Search the listing below for the string "cosγ" and show each line that contains it.

------------

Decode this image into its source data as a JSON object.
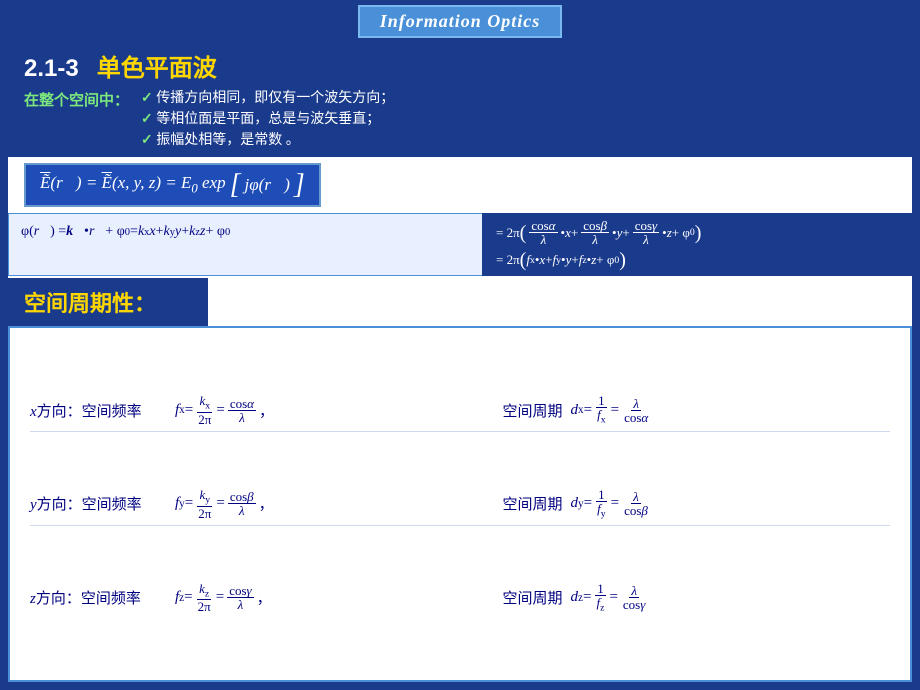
{
  "header": {
    "title": "Information Optics",
    "bg_color": "#4a90d9"
  },
  "section": {
    "number": "2.1-3",
    "title": "单色平面波",
    "subtitle_label": "在整个空间中：",
    "checkmarks": [
      "传播方向相同，即仅有一个波矢方向；",
      "等相位面是平面，总是与波矢垂直；",
      "振幅处相等，是常数 。"
    ]
  },
  "formula_e": "Ẽ(r⃗) = Ẽ(x,y,z) = E₀ exp[ jφ(r⃗) ]",
  "formula_phi_lhs": "φ(r⃗) = k⃗•r⃗ + φ₀ = kₓx + k_y y + k_z z + φ₀",
  "formula_phi_rhs1": "= 2π( cosα/λ •x + cosβ/λ •y + cosγ/λ •z + φ₀ )",
  "formula_phi_rhs2": "= 2π( fₓ•x + f_y•y + f_z•z + φ₀ )",
  "spatial_periodicity_label": "空间周期性：",
  "directions": [
    {
      "axis": "x",
      "label": "x方向：空间频率",
      "freq_lhs": "fₓ = kₓ / 2π = cosα / λ，",
      "period_label": "空间周期",
      "period_rhs": "dₓ = 1/fₓ = λ / cosα"
    },
    {
      "axis": "y",
      "label": "y方向：空间频率",
      "freq_lhs": "f_y = k_y / 2π = cosβ / λ，",
      "period_label": "空间周期",
      "period_rhs": "d_y = 1/f_y = λ / cosβ"
    },
    {
      "axis": "z",
      "label": "z方向：空间频率",
      "freq_lhs": "f_z = k_z / 2π = cosγ / λ，",
      "period_label": "空间周期",
      "period_rhs": "d_z = 1/f_z = λ / cosγ"
    }
  ]
}
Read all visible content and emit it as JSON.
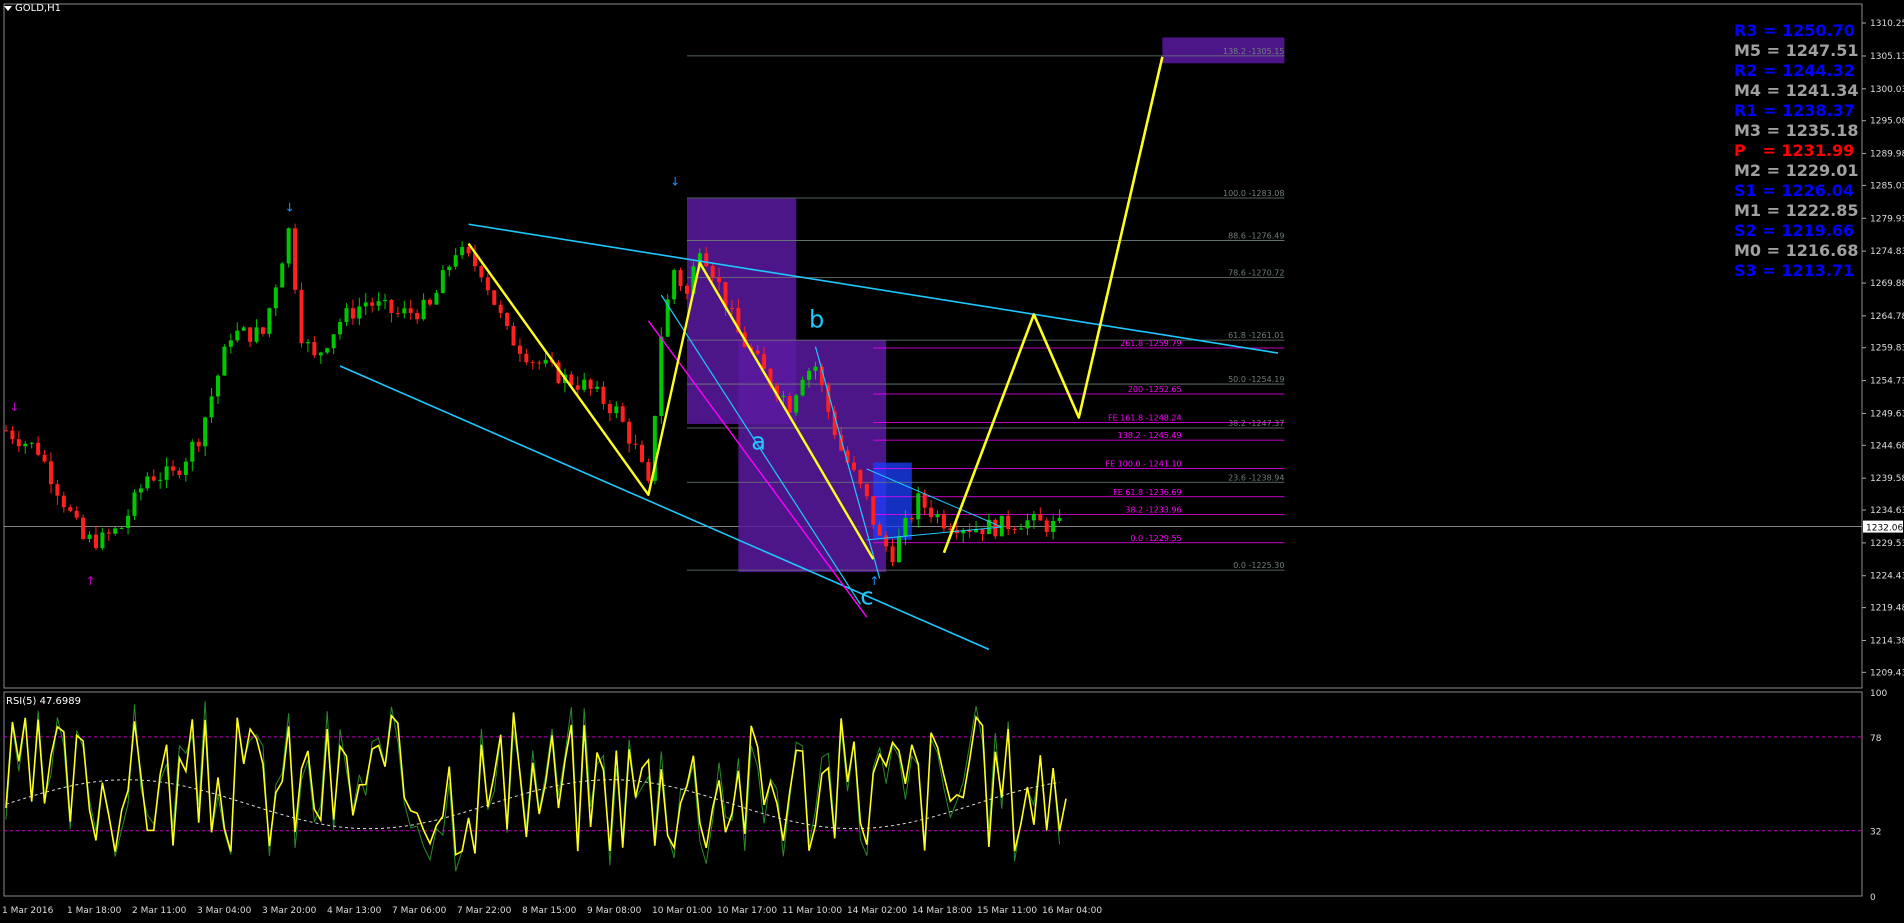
{
  "window": {
    "title": "GOLD,H1"
  },
  "colors": {
    "background": "#000000",
    "grid": "#3a3a3a",
    "bull": "#00c800",
    "bear": "#ff2020",
    "pattern": "#ffff1e",
    "trendline": "#1ec8ff",
    "fib": "#ff00ff",
    "fib_gray": "#6f7f7a",
    "box": "#5a1aa0",
    "pivot_blue": "#0000ff",
    "pivot_gray": "#a0a0a0",
    "pivot_red": "#ff0000"
  },
  "pivots": [
    {
      "label": "R3 = 1250.70",
      "color": "#0000ff"
    },
    {
      "label": "M5 = 1247.51",
      "color": "#a0a0a0"
    },
    {
      "label": "R2 = 1244.32",
      "color": "#0000ff"
    },
    {
      "label": "M4 = 1241.34",
      "color": "#a0a0a0"
    },
    {
      "label": "R1 = 1238.37",
      "color": "#0000ff"
    },
    {
      "label": "M3 = 1235.18",
      "color": "#a0a0a0"
    },
    {
      "label": "P   = 1231.99",
      "color": "#ff0000"
    },
    {
      "label": "M2 = 1229.01",
      "color": "#a0a0a0"
    },
    {
      "label": "S1 = 1226.04",
      "color": "#0000ff"
    },
    {
      "label": "M1 = 1222.85",
      "color": "#a0a0a0"
    },
    {
      "label": "S2 = 1219.66",
      "color": "#0000ff"
    },
    {
      "label": "M0 = 1216.68",
      "color": "#a0a0a0"
    },
    {
      "label": "S3 = 1213.71",
      "color": "#0000ff"
    }
  ],
  "chart_data": {
    "type": "candlestick",
    "title": "GOLD,H1",
    "current_price": "1232.06",
    "ylim": [
      1207.0,
      1313.2
    ],
    "y_ticks": [
      "1310.25",
      "1305.13",
      "1300.03",
      "1295.08",
      "1289.98",
      "1285.03",
      "1279.93",
      "1274.83",
      "1269.88",
      "1264.78",
      "1259.83",
      "1254.73",
      "1249.63",
      "1244.68",
      "1239.58",
      "1234.63",
      "1229.53",
      "1224.43",
      "1219.48",
      "1214.38",
      "1209.43"
    ],
    "x_labels": [
      "1 Mar 2016",
      "1 Mar 18:00",
      "2 Mar 11:00",
      "3 Mar 04:00",
      "3 Mar 20:00",
      "4 Mar 13:00",
      "7 Mar 06:00",
      "7 Mar 22:00",
      "8 Mar 15:00",
      "9 Mar 08:00",
      "10 Mar 01:00",
      "10 Mar 17:00",
      "11 Mar 10:00",
      "14 Mar 02:00",
      "14 Mar 18:00",
      "15 Mar 11:00",
      "16 Mar 04:00"
    ],
    "candles_count": 165,
    "price_path": [
      [
        0,
        1247
      ],
      [
        5,
        1244
      ],
      [
        9,
        1236
      ],
      [
        12,
        1230
      ],
      [
        15,
        1230
      ],
      [
        18,
        1232
      ],
      [
        22,
        1240
      ],
      [
        26,
        1240
      ],
      [
        30,
        1246
      ],
      [
        35,
        1262
      ],
      [
        40,
        1262
      ],
      [
        44,
        1278
      ],
      [
        46,
        1262
      ],
      [
        48,
        1258
      ],
      [
        52,
        1264
      ],
      [
        56,
        1267
      ],
      [
        61,
        1265
      ],
      [
        66,
        1266
      ],
      [
        70,
        1275
      ],
      [
        74,
        1272
      ],
      [
        78,
        1262
      ],
      [
        82,
        1258
      ],
      [
        87,
        1255
      ],
      [
        90,
        1254
      ],
      [
        95,
        1250
      ],
      [
        98,
        1244
      ],
      [
        100,
        1238
      ],
      [
        102,
        1262
      ],
      [
        104,
        1272
      ],
      [
        106,
        1268
      ],
      [
        108,
        1276
      ],
      [
        110,
        1272
      ],
      [
        114,
        1262
      ],
      [
        118,
        1256
      ],
      [
        122,
        1251
      ],
      [
        124,
        1256
      ],
      [
        126,
        1257
      ],
      [
        128,
        1250
      ],
      [
        130,
        1244
      ],
      [
        132,
        1240
      ],
      [
        134,
        1236
      ],
      [
        136,
        1230
      ],
      [
        138,
        1228
      ],
      [
        140,
        1232
      ],
      [
        142,
        1236
      ],
      [
        146,
        1233
      ],
      [
        150,
        1232
      ],
      [
        154,
        1232
      ],
      [
        158,
        1233
      ],
      [
        164,
        1232
      ]
    ],
    "fib_levels_gray": [
      {
        "label": "138.2 -1305.15",
        "price": 1305.15
      },
      {
        "label": "100.0 -1283.08",
        "price": 1283.08
      },
      {
        "label": "88.6 -1276.49",
        "price": 1276.49
      },
      {
        "label": "78.6 -1270.72",
        "price": 1270.72
      },
      {
        "label": "61.8 -1261.01",
        "price": 1261.01
      },
      {
        "label": "50.0 -1254.19",
        "price": 1254.19
      },
      {
        "label": "38.2 -1247.37",
        "price": 1247.37
      },
      {
        "label": "23.6 -1238.94",
        "price": 1238.94
      },
      {
        "label": "0.0 -1225.30",
        "price": 1225.3
      }
    ],
    "fib_levels_magenta": [
      {
        "label": "261.8 -1259.79",
        "price": 1259.79
      },
      {
        "label": "200 -1252.65",
        "price": 1252.65
      },
      {
        "label": "FE 161.8 -1248.24",
        "price": 1248.24
      },
      {
        "label": "138.2 - 1245.49",
        "price": 1245.49
      },
      {
        "label": "FE 100.0 - 1241.10",
        "price": 1241.1
      },
      {
        "label": "FE 61.8 -1236.69",
        "price": 1236.69
      },
      {
        "label": "38.2 -1233.96",
        "price": 1233.96
      },
      {
        "label": "0.0 -1229.55",
        "price": 1229.55
      }
    ],
    "wave_labels": [
      {
        "text": "a",
        "price": 1244.0
      },
      {
        "text": "b",
        "price": 1263.0
      },
      {
        "text": "c",
        "price": 1220.0
      }
    ],
    "projection_path": [
      [
        146,
        1228
      ],
      [
        160,
        1265
      ],
      [
        167,
        1249
      ],
      [
        180,
        1305
      ]
    ],
    "zigzag_path": [
      [
        72,
        1276
      ],
      [
        100,
        1237
      ],
      [
        108,
        1273
      ],
      [
        135,
        1227
      ]
    ],
    "rsi": {
      "label": "RSI(5) 47.6989",
      "ylim": [
        0,
        100
      ],
      "ticks": [
        "100",
        "78",
        "32",
        "0"
      ],
      "upper": 78,
      "lower": 32,
      "last": 47.6989
    }
  }
}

------------

**Final result**
  "formula_phi_rhs1": "= 2π( cosα/λ •x + cosβ/λ •y + cosγ/λ •z + φ₀ )",
      "freq_lhs": "f_z = k_z / 2π = cosγ / λ，",
      "period_rhs": "d_z = 1/f_z = λ / cosγ"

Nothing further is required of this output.